● PROBLEM REQUIREMENTS: Return the listing below exactly, with the pictures dropped.

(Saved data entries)
--*--

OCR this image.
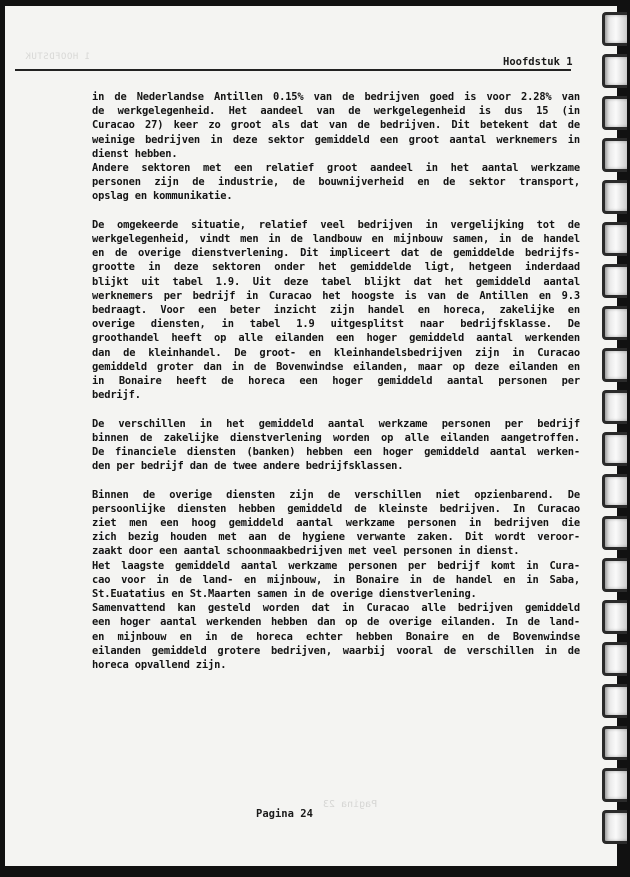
1 HOOFDSTUK	Hoofdstuk 1
in de Nederlandse Antillen 0.15% van de bedrijven goed is voor 2.28% van
de werkgelegenheid. Het aandeel van de werkgelegenheid is dus 15 (in
Curacao 27) keer zo groot als dat van de bedrijven. Dit betekent dat de
weinige bedrijven in deze sektor gemiddeld een groot aantal werknemers in
dienst hebben.
Andere sektoren met een relatief groot aandeel in het aantal werkzame
personen zijn de industrie, de bouwnijverheid en de sektor transport,
opslag en kommunikatie.
De omgekeerde situatie, relatief veel bedrijven in vergelijking tot de
werkgelegenheid, vindt men in de landbouw en mijnbouw samen, in de handel
en de overige dienstverlening. Dit impliceert dat de gemiddelde bedrijfs-
grootte in deze sektoren onder het gemiddelde ligt, hetgeen inderdaad
blijkt uit tabel 1.9. Uit deze tabel blijkt dat het gemiddeld aantal
werknemers per bedrijf in Curacao het hoogste is van de Antillen en 9.3
bedraagt. Voor een beter inzicht zijn handel en horeca, zakelijke en
overige diensten, in tabel 1.9 uitgesplitst naar bedrijfsklasse. De
groothandel heeft op alle eilanden een hoger gemiddeld aantal werkenden
dan de kleinhandel. De groot- en kleinhandelsbedrijven zijn in Curacao
gemiddeld groter dan in de Bovenwindse eilanden, maar op deze eilanden en
in Bonaire heeft de horeca een hoger gemiddeld aantal personen per
bedrijf.
De verschillen in het gemiddeld aantal werkzame personen per bedrijf
binnen de zakelijke dienstverlening worden op alle eilanden aangetroffen.
De financiele diensten (banken) hebben een hoger gemiddeld aantal werken-
den per bedrijf dan de twee andere bedrijfsklassen.
Binnen de overige diensten zijn de verschillen niet opzienbarend. De
persoonlijke diensten hebben gemiddeld de kleinste bedrijven. In Curacao
ziet men een hoog gemiddeld aantal werkzame personen in bedrijven die
zich bezig houden met aan de hygiene verwante zaken. Dit wordt veroor-
zaakt door een aantal schoonmaakbedrijven met veel personen in dienst.
Het laagste gemiddeld aantal werkzame personen per bedrijf komt in Cura-
cao voor in de land- en mijnbouw, in Bonaire in de handel en in Saba,
St.Euatatius en St.Maarten samen in de overige dienstverlening.
Samenvattend kan gesteld worden dat in Curacao alle bedrijven gemiddeld
een hoger aantal werkenden hebben dan op de overige eilanden. In de land-
en mijnbouw en in de horeca echter hebben Bonaire en de Bovenwindse
eilanden gemiddeld grotere bedrijven, waarbij vooral de verschillen in de
horeca opvallend zijn.
Pagina 23
Pagina 24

--*--

● OUTPUT BELOW:
OCR this image.
1 HOOFDSTUK	Hoofdstuk 1
in de Nederlandse Antillen 0.15% van de bedrijven goed is voor 2.28% van
de werkgelegenheid. Het aandeel van de werkgelegenheid is dus 15 (in
Curacao 27) keer zo groot als dat van de bedrijven. Dit betekent dat de
weinige bedrijven in deze sektor gemiddeld een groot aantal werknemers in
dienst hebben.
Andere sektoren met een relatief groot aandeel in het aantal werkzame
personen zijn de industrie, de bouwnijverheid en de sektor transport,
opslag en kommunikatie.
De omgekeerde situatie, relatief veel bedrijven in vergelijking tot de
werkgelegenheid, vindt men in de landbouw en mijnbouw samen, in de handel
en de overige dienstverlening. Dit impliceert dat de gemiddelde bedrijfs-
grootte in deze sektoren onder het gemiddelde ligt, hetgeen inderdaad
blijkt uit tabel 1.9. Uit deze tabel blijkt dat het gemiddeld aantal
werknemers per bedrijf in Curacao het hoogste is van de Antillen en 9.3
bedraagt. Voor een beter inzicht zijn handel en horeca, zakelijke en
overige diensten, in tabel 1.9 uitgesplitst naar bedrijfsklasse. De
groothandel heeft op alle eilanden een hoger gemiddeld aantal werkenden
dan de kleinhandel. De groot- en kleinhandelsbedrijven zijn in Curacao
gemiddeld groter dan in de Bovenwindse eilanden, maar op deze eilanden en
in Bonaire heeft de horeca een hoger gemiddeld aantal personen per
bedrijf.
De verschillen in het gemiddeld aantal werkzame personen per bedrijf
binnen de zakelijke dienstverlening worden op alle eilanden aangetroffen.
De financiele diensten (banken) hebben een hoger gemiddeld aantal werken-
den per bedrijf dan de twee andere bedrijfsklassen.
Binnen de overige diensten zijn de verschillen niet opzienbarend. De
persoonlijke diensten hebben gemiddeld de kleinste bedrijven. In Curacao
ziet men een hoog gemiddeld aantal werkzame personen in bedrijven die
zich bezig houden met aan de hygiene verwante zaken. Dit wordt veroor-
zaakt door een aantal schoonmaakbedrijven met veel personen in dienst.
Het laagste gemiddeld aantal werkzame personen per bedrijf komt in Cura-
cao voor in de land- en mijnbouw, in Bonaire in de handel en in Saba,
St.Euatatius en St.Maarten samen in de overige dienstverlening.
Samenvattend kan gesteld worden dat in Curacao alle bedrijven gemiddeld
een hoger aantal werkenden hebben dan op de overige eilanden. In de land-
en mijnbouw en in de horeca echter hebben Bonaire en de Bovenwindse
eilanden gemiddeld grotere bedrijven, waarbij vooral de verschillen in de
horeca opvallend zijn.
Pagina 23
Pagina 24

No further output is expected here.